# Listing:
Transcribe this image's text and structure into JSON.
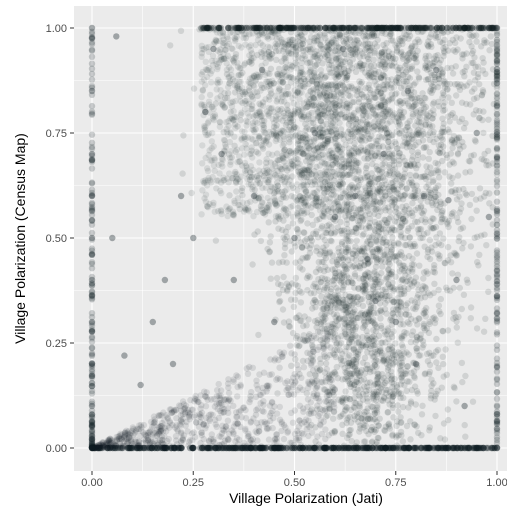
{
  "chart_data": {
    "type": "scatter",
    "title": "",
    "xlabel": "Village Polarization (Jati)",
    "ylabel": "Village Polarization (Census Map)",
    "xlim": [
      -0.04,
      1.0
    ],
    "ylim": [
      -0.04,
      1.04
    ],
    "xticks": [
      0.0,
      0.25,
      0.5,
      0.75,
      1.0
    ],
    "xtick_labels": [
      "0.00",
      "0.25",
      "0.50",
      "0.75",
      "1.00"
    ],
    "yticks": [
      0.0,
      0.25,
      0.5,
      0.75,
      1.0
    ],
    "ytick_labels": [
      "0.00",
      "0.25",
      "0.50",
      "0.75",
      "1.00"
    ],
    "grid": true,
    "legend": "none",
    "point_color": "#0f1e22",
    "point_opacity": 0.12,
    "panel_background": "#ebebeb",
    "grid_color": "#ffffff",
    "series": [
      {
        "values": [
          [
            0.0,
            0.0
          ],
          [
            0.0,
            0.02
          ],
          [
            0.0,
            0.05
          ],
          [
            0.0,
            0.1
          ],
          [
            0.0,
            0.2
          ],
          [
            0.0,
            0.3
          ],
          [
            0.0,
            0.4
          ],
          [
            0.0,
            0.5
          ],
          [
            0.0,
            0.6
          ],
          [
            0.0,
            0.7
          ],
          [
            0.0,
            0.85
          ],
          [
            0.0,
            1.0
          ],
          [
            0.06,
            0.98
          ],
          [
            0.05,
            0.5
          ],
          [
            0.08,
            0.22
          ],
          [
            0.12,
            0.15
          ],
          [
            0.15,
            0.3
          ],
          [
            0.18,
            0.4
          ],
          [
            0.2,
            0.2
          ],
          [
            0.22,
            0.6
          ],
          [
            0.25,
            0.5
          ],
          [
            0.28,
            0.8
          ],
          [
            0.3,
            0.95
          ],
          [
            0.32,
            0.7
          ],
          [
            0.35,
            0.4
          ],
          [
            0.4,
            0.6
          ],
          [
            0.42,
            0.9
          ],
          [
            0.45,
            0.3
          ],
          [
            0.5,
            0.5
          ],
          [
            0.55,
            0.75
          ],
          [
            0.6,
            0.55
          ],
          [
            0.62,
            0.95
          ],
          [
            0.65,
            0.6
          ],
          [
            0.68,
            0.45
          ],
          [
            0.7,
            0.35
          ],
          [
            0.72,
            0.7
          ],
          [
            0.75,
            0.3
          ],
          [
            0.78,
            0.85
          ],
          [
            0.8,
            0.2
          ],
          [
            0.82,
            0.6
          ],
          [
            0.85,
            0.9
          ],
          [
            0.88,
            0.59
          ],
          [
            0.9,
            0.4
          ],
          [
            0.92,
            0.1
          ],
          [
            0.95,
            0.75
          ],
          [
            0.98,
            0.55
          ],
          [
            1.0,
            1.0
          ],
          [
            1.0,
            0.0
          ],
          [
            0.5,
            1.0
          ],
          [
            0.75,
            1.0
          ],
          [
            0.5,
            0.0
          ],
          [
            0.75,
            0.0
          ],
          [
            0.25,
            0.0
          ],
          [
            0.9,
            0.0
          ]
        ]
      }
    ]
  }
}
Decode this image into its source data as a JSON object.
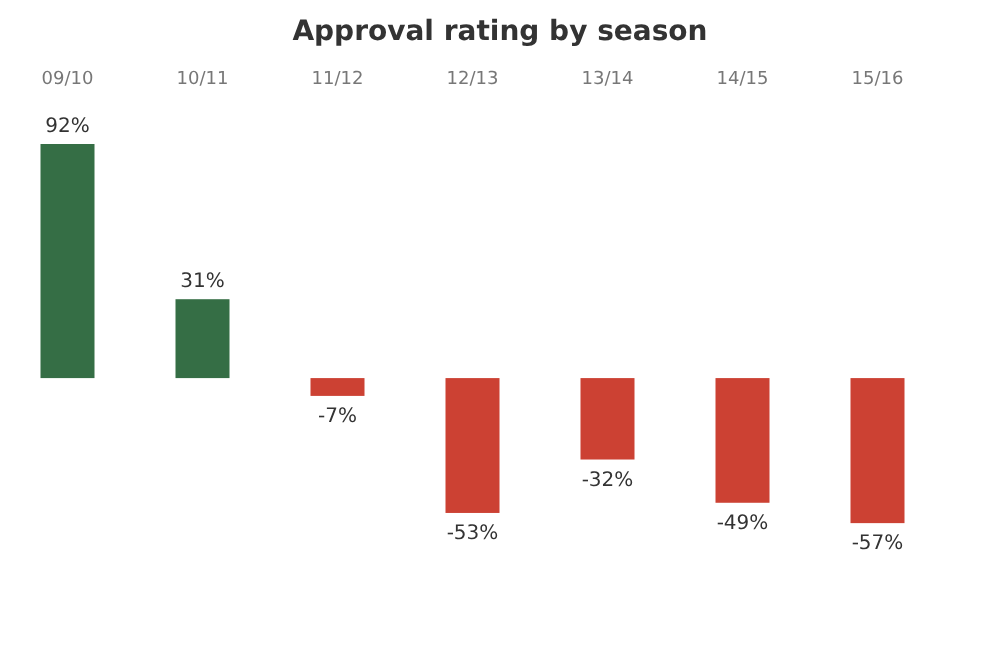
{
  "chart_data": {
    "type": "bar",
    "title": "Approval rating by season",
    "categories": [
      "09/10",
      "10/11",
      "11/12",
      "12/13",
      "13/14",
      "14/15",
      "15/16"
    ],
    "values": [
      92,
      31,
      -7,
      -53,
      -32,
      -49,
      -57
    ],
    "colors": [
      "#356e45",
      "#356e45",
      "#cc4133",
      "#cc4133",
      "#cc4133",
      "#cc4133",
      "#cc4133"
    ],
    "value_labels": [
      "92%",
      "31%",
      "-7%",
      "-53%",
      "-32%",
      "-49%",
      "-57%"
    ]
  }
}
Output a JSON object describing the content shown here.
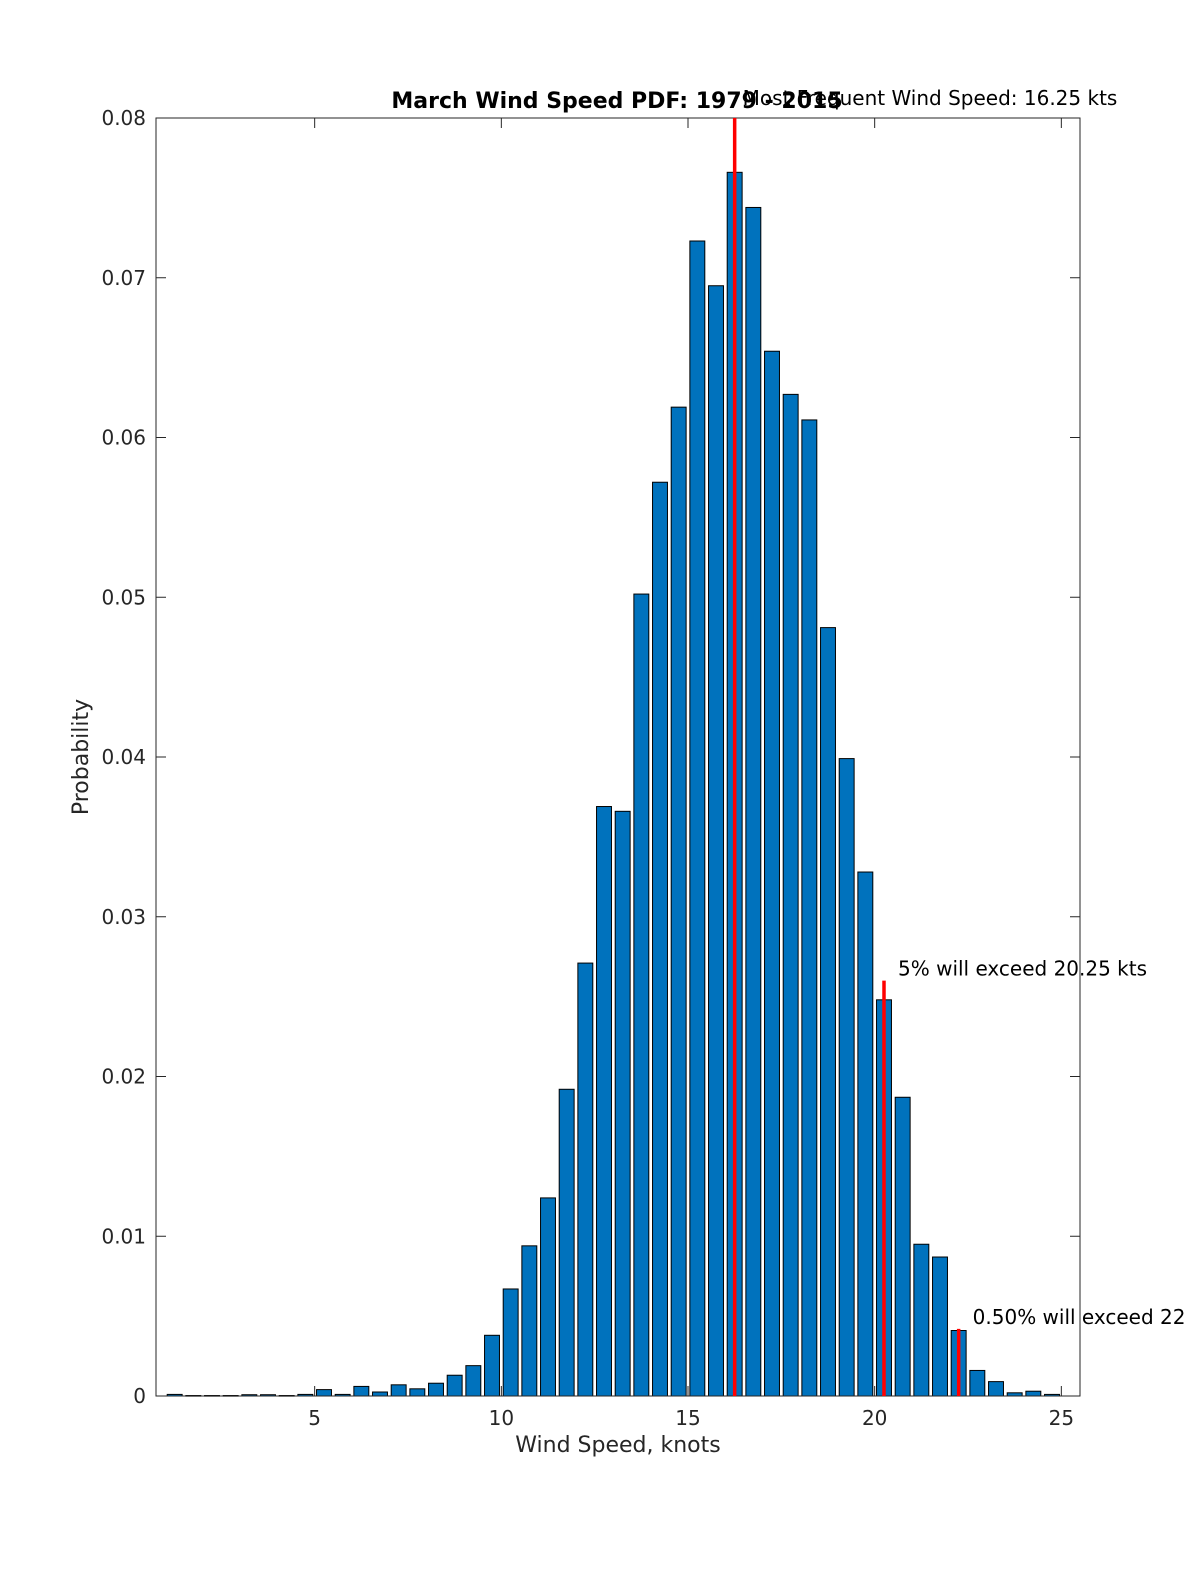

# Set problem:
Apart from the pictures, the entries above are to be repeated in full and exactly.

# Correct output:
Transcribe this image's text and structure into JSON.
{
  "chart_data": {
    "type": "scatter",
    "title": "",
    "xlabel": "Village Polarization (Jati)",
    "ylabel": "Village Polarization (Census Map)",
    "xlim": [
      -0.04,
      1.0
    ],
    "ylim": [
      -0.04,
      1.04
    ],
    "xticks": [
      0.0,
      0.25,
      0.5,
      0.75,
      1.0
    ],
    "xtick_labels": [
      "0.00",
      "0.25",
      "0.50",
      "0.75",
      "1.00"
    ],
    "yticks": [
      0.0,
      0.25,
      0.5,
      0.75,
      1.0
    ],
    "ytick_labels": [
      "0.00",
      "0.25",
      "0.50",
      "0.75",
      "1.00"
    ],
    "grid": true,
    "legend": "none",
    "point_color": "#0f1e22",
    "point_opacity": 0.12,
    "panel_background": "#ebebeb",
    "grid_color": "#ffffff",
    "series": [
      {
        "values": [
          [
            0.0,
            0.0
          ],
          [
            0.0,
            0.02
          ],
          [
            0.0,
            0.05
          ],
          [
            0.0,
            0.1
          ],
          [
            0.0,
            0.2
          ],
          [
            0.0,
            0.3
          ],
          [
            0.0,
            0.4
          ],
          [
            0.0,
            0.5
          ],
          [
            0.0,
            0.6
          ],
          [
            0.0,
            0.7
          ],
          [
            0.0,
            0.85
          ],
          [
            0.0,
            1.0
          ],
          [
            0.06,
            0.98
          ],
          [
            0.05,
            0.5
          ],
          [
            0.08,
            0.22
          ],
          [
            0.12,
            0.15
          ],
          [
            0.15,
            0.3
          ],
          [
            0.18,
            0.4
          ],
          [
            0.2,
            0.2
          ],
          [
            0.22,
            0.6
          ],
          [
            0.25,
            0.5
          ],
          [
            0.28,
            0.8
          ],
          [
            0.3,
            0.95
          ],
          [
            0.32,
            0.7
          ],
          [
            0.35,
            0.4
          ],
          [
            0.4,
            0.6
          ],
          [
            0.42,
            0.9
          ],
          [
            0.45,
            0.3
          ],
          [
            0.5,
            0.5
          ],
          [
            0.55,
            0.75
          ],
          [
            0.6,
            0.55
          ],
          [
            0.62,
            0.95
          ],
          [
            0.65,
            0.6
          ],
          [
            0.68,
            0.45
          ],
          [
            0.7,
            0.35
          ],
          [
            0.72,
            0.7
          ],
          [
            0.75,
            0.3
          ],
          [
            0.78,
            0.85
          ],
          [
            0.8,
            0.2
          ],
          [
            0.82,
            0.6
          ],
          [
            0.85,
            0.9
          ],
          [
            0.88,
            0.59
          ],
          [
            0.9,
            0.4
          ],
          [
            0.92,
            0.1
          ],
          [
            0.95,
            0.75
          ],
          [
            0.98,
            0.55
          ],
          [
            1.0,
            1.0
          ],
          [
            1.0,
            0.0
          ],
          [
            0.5,
            1.0
          ],
          [
            0.75,
            1.0
          ],
          [
            0.5,
            0.0
          ],
          [
            0.75,
            0.0
          ],
          [
            0.25,
            0.0
          ],
          [
            0.9,
            0.0
          ]
        ]
      }
    ]
  }
}
Decode this image into its source data as a JSON object.
{
  "chart_data": {
    "type": "bar",
    "title": "Approval rating by season",
    "categories": [
      "09/10",
      "10/11",
      "11/12",
      "12/13",
      "13/14",
      "14/15",
      "15/16"
    ],
    "values": [
      92,
      31,
      -7,
      -53,
      -32,
      -49,
      -57
    ],
    "colors": [
      "#356e45",
      "#356e45",
      "#cc4133",
      "#cc4133",
      "#cc4133",
      "#cc4133",
      "#cc4133"
    ],
    "value_labels": [
      "92%",
      "31%",
      "-7%",
      "-53%",
      "-32%",
      "-49%",
      "-57%"
    ]
  }
}
Output a JSON object describing the content shown here.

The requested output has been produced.